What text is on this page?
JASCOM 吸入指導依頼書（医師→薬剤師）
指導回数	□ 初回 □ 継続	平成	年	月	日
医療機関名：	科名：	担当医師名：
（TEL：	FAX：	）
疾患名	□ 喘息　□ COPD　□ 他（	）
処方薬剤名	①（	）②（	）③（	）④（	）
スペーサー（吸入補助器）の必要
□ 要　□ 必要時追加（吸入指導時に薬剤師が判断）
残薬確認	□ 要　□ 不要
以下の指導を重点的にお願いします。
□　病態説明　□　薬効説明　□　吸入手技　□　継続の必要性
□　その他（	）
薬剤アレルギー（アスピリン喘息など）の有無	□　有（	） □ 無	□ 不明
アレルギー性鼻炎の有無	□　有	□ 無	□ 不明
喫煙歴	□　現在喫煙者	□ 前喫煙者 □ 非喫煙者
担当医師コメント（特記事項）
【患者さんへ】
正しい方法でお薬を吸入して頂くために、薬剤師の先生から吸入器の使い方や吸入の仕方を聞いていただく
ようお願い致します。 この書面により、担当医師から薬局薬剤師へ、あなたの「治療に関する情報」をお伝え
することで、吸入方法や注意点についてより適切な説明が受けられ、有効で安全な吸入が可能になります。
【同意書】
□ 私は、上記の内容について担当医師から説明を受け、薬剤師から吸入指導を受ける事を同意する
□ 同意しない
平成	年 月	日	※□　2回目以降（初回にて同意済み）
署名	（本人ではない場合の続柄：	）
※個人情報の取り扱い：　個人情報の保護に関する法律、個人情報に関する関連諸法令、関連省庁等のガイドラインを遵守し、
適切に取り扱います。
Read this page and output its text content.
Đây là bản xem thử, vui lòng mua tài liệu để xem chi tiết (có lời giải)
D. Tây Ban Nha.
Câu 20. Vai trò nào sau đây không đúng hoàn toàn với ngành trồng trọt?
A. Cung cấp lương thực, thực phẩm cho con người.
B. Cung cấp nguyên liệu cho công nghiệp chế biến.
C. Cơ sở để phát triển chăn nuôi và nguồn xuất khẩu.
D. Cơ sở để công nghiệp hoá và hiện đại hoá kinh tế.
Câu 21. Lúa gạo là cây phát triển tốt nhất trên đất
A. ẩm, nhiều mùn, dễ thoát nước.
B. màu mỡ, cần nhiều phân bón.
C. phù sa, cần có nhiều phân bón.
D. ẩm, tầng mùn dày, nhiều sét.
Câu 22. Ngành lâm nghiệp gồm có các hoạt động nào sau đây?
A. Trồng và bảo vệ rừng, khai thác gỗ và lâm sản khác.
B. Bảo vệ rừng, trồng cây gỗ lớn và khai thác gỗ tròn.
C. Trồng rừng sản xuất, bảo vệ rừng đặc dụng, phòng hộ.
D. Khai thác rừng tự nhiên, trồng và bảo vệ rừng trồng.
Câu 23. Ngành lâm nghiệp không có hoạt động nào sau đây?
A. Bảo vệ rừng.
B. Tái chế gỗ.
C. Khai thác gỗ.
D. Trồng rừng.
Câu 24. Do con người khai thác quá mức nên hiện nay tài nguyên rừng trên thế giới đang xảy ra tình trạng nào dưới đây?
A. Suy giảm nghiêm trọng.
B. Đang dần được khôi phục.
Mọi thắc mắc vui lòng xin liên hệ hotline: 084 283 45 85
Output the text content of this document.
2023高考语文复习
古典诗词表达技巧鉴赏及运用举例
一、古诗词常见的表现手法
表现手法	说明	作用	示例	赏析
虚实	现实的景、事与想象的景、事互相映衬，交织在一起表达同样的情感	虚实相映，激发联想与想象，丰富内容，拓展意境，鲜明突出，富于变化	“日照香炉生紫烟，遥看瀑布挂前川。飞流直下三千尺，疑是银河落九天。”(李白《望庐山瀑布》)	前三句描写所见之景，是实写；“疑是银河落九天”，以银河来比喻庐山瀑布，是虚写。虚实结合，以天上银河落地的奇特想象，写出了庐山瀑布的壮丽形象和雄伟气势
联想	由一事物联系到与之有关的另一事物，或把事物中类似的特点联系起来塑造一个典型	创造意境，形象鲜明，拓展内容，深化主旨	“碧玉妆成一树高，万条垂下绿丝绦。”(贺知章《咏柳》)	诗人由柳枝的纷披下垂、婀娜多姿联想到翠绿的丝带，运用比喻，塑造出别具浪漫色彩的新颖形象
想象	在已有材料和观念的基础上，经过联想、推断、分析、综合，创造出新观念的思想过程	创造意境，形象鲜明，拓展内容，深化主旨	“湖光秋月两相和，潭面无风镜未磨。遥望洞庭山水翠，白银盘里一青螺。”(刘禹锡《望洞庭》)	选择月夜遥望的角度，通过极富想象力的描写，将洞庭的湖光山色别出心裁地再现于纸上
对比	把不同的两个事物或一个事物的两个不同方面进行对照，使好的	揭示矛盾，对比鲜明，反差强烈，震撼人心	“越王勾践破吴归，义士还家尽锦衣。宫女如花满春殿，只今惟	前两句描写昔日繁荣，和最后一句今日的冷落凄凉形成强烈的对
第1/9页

Stated task ▸ The records above must be output exactly, in full.

Response to this task ▸
What text is on this page?
JASCOM 吸入指導依頼書（医師→薬剤師）
指導回数	□ 初回 □ 継続	平成	年	月	日
医療機関名：	科名：	担当医師名：
（TEL：	FAX：	）
疾患名	□ 喘息　□ COPD　□ 他（	）
処方薬剤名	①（	）②（	）③（	）④（	）
スペーサー（吸入補助器）の必要
□ 要　□ 必要時追加（吸入指導時に薬剤師が判断）
残薬確認	□ 要　□ 不要
以下の指導を重点的にお願いします。
□　病態説明　□　薬効説明　□　吸入手技　□　継続の必要性
□　その他（	）
薬剤アレルギー（アスピリン喘息など）の有無	□　有（	） □ 無	□ 不明
アレルギー性鼻炎の有無	□　有	□ 無	□ 不明
喫煙歴	□　現在喫煙者	□ 前喫煙者 □ 非喫煙者
担当医師コメント（特記事項）
【患者さんへ】
正しい方法でお薬を吸入して頂くために、薬剤師の先生から吸入器の使い方や吸入の仕方を聞いていただく
ようお願い致します。 この書面により、担当医師から薬局薬剤師へ、あなたの「治療に関する情報」をお伝え
することで、吸入方法や注意点についてより適切な説明が受けられ、有効で安全な吸入が可能になります。
【同意書】
□ 私は、上記の内容について担当医師から説明を受け、薬剤師から吸入指導を受ける事を同意する
□ 同意しない
平成	年 月	日	※□　2回目以降（初回にて同意済み）
署名	（本人ではない場合の続柄：	）
※個人情報の取り扱い：　個人情報の保護に関する法律、個人情報に関する関連諸法令、関連省庁等のガイドラインを遵守し、
適切に取り扱います。
Read this page and output its text content.
Đây là bản xem thử, vui lòng mua tài liệu để xem chi tiết (có lời giải)
D. Tây Ban Nha.
Câu 20. Vai trò nào sau đây không đúng hoàn toàn với ngành trồng trọt?
A. Cung cấp lương thực, thực phẩm cho con người.
B. Cung cấp nguyên liệu cho công nghiệp chế biến.
C. Cơ sở để phát triển chăn nuôi và nguồn xuất khẩu.
D. Cơ sở để công nghiệp hoá và hiện đại hoá kinh tế.
Câu 21. Lúa gạo là cây phát triển tốt nhất trên đất
A. ẩm, nhiều mùn, dễ thoát nước.
B. màu mỡ, cần nhiều phân bón.
C. phù sa, cần có nhiều phân bón.
D. ẩm, tầng mùn dày, nhiều sét.
Câu 22. Ngành lâm nghiệp gồm có các hoạt động nào sau đây?
A. Trồng và bảo vệ rừng, khai thác gỗ và lâm sản khác.
B. Bảo vệ rừng, trồng cây gỗ lớn và khai thác gỗ tròn.
C. Trồng rừng sản xuất, bảo vệ rừng đặc dụng, phòng hộ.
D. Khai thác rừng tự nhiên, trồng và bảo vệ rừng trồng.
Câu 23. Ngành lâm nghiệp không có hoạt động nào sau đây?
A. Bảo vệ rừng.
B. Tái chế gỗ.
C. Khai thác gỗ.
D. Trồng rừng.
Câu 24. Do con người khai thác quá mức nên hiện nay tài nguyên rừng trên thế giới đang xảy ra tình trạng nào dưới đây?
A. Suy giảm nghiêm trọng.
B. Đang dần được khôi phục.
Mọi thắc mắc vui lòng xin liên hệ hotline: 084 283 45 85
Output the text content of this document.
2023高考语文复习
古典诗词表达技巧鉴赏及运用举例
一、古诗词常见的表现手法
表现手法	说明	作用	示例	赏析
虚实	现实的景、事与想象的景、事互相映衬，交织在一起表达同样的情感	虚实相映，激发联想与想象，丰富内容，拓展意境，鲜明突出，富于变化	“日照香炉生紫烟，遥看瀑布挂前川。飞流直下三千尺，疑是银河落九天。”(李白《望庐山瀑布》)	前三句描写所见之景，是实写；“疑是银河落九天”，以银河来比喻庐山瀑布，是虚写。虚实结合，以天上银河落地的奇特想象，写出了庐山瀑布的壮丽形象和雄伟气势
联想	由一事物联系到与之有关的另一事物，或把事物中类似的特点联系起来塑造一个典型	创造意境，形象鲜明，拓展内容，深化主旨	“碧玉妆成一树高，万条垂下绿丝绦。”(贺知章《咏柳》)	诗人由柳枝的纷披下垂、婀娜多姿联想到翠绿的丝带，运用比喻，塑造出别具浪漫色彩的新颖形象
想象	在已有材料和观念的基础上，经过联想、推断、分析、综合，创造出新观念的思想过程	创造意境，形象鲜明，拓展内容，深化主旨	“湖光秋月两相和，潭面无风镜未磨。遥望洞庭山水翠，白银盘里一青螺。”(刘禹锡《望洞庭》)	选择月夜遥望的角度，通过极富想象力的描写，将洞庭的湖光山色别出心裁地再现于纸上
对比	把不同的两个事物或一个事物的两个不同方面进行对照，使好的	揭示矛盾，对比鲜明，反差强烈，震撼人心	“越王勾践破吴归，义士还家尽锦衣。宫女如花满春殿，只今惟	前两句描写昔日繁荣，和最后一句今日的冷落凄凉形成强烈的对
第1/9页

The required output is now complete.